### What is asked
Copy out all the records, word for word.

### Extracted information
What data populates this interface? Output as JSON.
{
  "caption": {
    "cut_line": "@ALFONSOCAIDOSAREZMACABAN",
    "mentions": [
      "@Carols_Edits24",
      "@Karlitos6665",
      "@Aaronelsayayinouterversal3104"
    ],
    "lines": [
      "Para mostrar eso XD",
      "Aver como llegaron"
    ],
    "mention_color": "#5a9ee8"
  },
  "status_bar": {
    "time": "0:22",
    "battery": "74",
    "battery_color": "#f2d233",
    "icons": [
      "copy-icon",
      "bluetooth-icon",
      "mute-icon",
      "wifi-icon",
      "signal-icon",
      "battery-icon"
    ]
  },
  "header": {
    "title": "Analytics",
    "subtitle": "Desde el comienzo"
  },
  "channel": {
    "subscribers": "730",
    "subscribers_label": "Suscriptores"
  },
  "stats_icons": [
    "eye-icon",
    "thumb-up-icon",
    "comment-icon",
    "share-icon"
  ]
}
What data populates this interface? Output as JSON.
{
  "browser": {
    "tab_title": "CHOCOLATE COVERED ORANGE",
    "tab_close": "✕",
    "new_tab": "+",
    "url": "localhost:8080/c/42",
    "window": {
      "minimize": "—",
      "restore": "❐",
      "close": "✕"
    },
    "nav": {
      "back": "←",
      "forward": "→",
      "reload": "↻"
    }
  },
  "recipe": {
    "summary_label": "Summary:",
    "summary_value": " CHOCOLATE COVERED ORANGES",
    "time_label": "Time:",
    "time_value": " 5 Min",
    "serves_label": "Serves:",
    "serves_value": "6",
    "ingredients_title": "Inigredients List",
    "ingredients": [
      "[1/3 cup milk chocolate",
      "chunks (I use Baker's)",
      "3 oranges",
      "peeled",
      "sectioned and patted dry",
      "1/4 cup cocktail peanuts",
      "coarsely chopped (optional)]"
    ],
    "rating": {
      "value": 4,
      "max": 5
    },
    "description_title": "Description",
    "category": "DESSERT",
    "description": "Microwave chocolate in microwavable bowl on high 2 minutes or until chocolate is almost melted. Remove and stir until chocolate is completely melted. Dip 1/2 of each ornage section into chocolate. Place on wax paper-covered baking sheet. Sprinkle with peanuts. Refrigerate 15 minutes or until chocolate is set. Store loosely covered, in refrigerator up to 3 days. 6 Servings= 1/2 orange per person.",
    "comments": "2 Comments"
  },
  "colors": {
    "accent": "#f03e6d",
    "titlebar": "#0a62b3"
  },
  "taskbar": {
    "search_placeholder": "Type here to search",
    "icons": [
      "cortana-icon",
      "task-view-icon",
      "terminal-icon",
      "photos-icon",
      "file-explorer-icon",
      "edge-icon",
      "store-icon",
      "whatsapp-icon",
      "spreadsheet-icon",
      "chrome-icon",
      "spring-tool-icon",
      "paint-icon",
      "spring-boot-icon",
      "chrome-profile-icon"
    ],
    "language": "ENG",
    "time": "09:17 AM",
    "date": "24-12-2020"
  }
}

### Final result
What data populates this interface? Output as JSON.
{
  "caption": {
    "cut_line": "@ALFONSOCAIDOSAREZMACABAN",
    "mentions": [
      "@Carols_Edits24",
      "@Karlitos6665",
      "@Aaronelsayayinouterversal3104"
    ],
    "lines": [
      "Para mostrar eso XD",
      "Aver como llegaron"
    ],
    "mention_color": "#5a9ee8"
  },
  "status_bar": {
    "time": "0:22",
    "battery": "74",
    "battery_color": "#f2d233",
    "icons": [
      "copy-icon",
      "bluetooth-icon",
      "mute-icon",
      "wifi-icon",
      "signal-icon",
      "battery-icon"
    ]
  },
  "header": {
    "title": "Analytics",
    "subtitle": "Desde el comienzo"
  },
  "channel": {
    "subscribers": "730",
    "subscribers_label": "Suscriptores"
  },
  "stats_icons": [
    "eye-icon",
    "thumb-up-icon",
    "comment-icon",
    "share-icon"
  ]
}
What data populates this interface? Output as JSON.
{
  "browser": {
    "tab_title": "CHOCOLATE COVERED ORANGE",
    "tab_close": "✕",
    "new_tab": "+",
    "url": "localhost:8080/c/42",
    "window": {
      "minimize": "—",
      "restore": "❐",
      "close": "✕"
    },
    "nav": {
      "back": "←",
      "forward": "→",
      "reload": "↻"
    }
  },
  "recipe": {
    "summary_label": "Summary:",
    "summary_value": " CHOCOLATE COVERED ORANGES",
    "time_label": "Time:",
    "time_value": " 5 Min",
    "serves_label": "Serves:",
    "serves_value": "6",
    "ingredients_title": "Inigredients List",
    "ingredients": [
      "[1/3 cup milk chocolate",
      "chunks (I use Baker's)",
      "3 oranges",
      "peeled",
      "sectioned and patted dry",
      "1/4 cup cocktail peanuts",
      "coarsely chopped (optional)]"
    ],
    "rating": {
      "value": 4,
      "max": 5
    },
    "description_title": "Description",
    "category": "DESSERT",
    "description": "Microwave chocolate in microwavable bowl on high 2 minutes or until chocolate is almost melted. Remove and stir until chocolate is completely melted. Dip 1/2 of each ornage section into chocolate. Place on wax paper-covered baking sheet. Sprinkle with peanuts. Refrigerate 15 minutes or until chocolate is set. Store loosely covered, in refrigerator up to 3 days. 6 Servings= 1/2 orange per person.",
    "comments": "2 Comments"
  },
  "colors": {
    "accent": "#f03e6d",
    "titlebar": "#0a62b3"
  },
  "taskbar": {
    "search_placeholder": "Type here to search",
    "icons": [
      "cortana-icon",
      "task-view-icon",
      "terminal-icon",
      "photos-icon",
      "file-explorer-icon",
      "edge-icon",
      "store-icon",
      "whatsapp-icon",
      "spreadsheet-icon",
      "chrome-icon",
      "spring-tool-icon",
      "paint-icon",
      "spring-boot-icon",
      "chrome-profile-icon"
    ],
    "language": "ENG",
    "time": "09:17 AM",
    "date": "24-12-2020"
  }
}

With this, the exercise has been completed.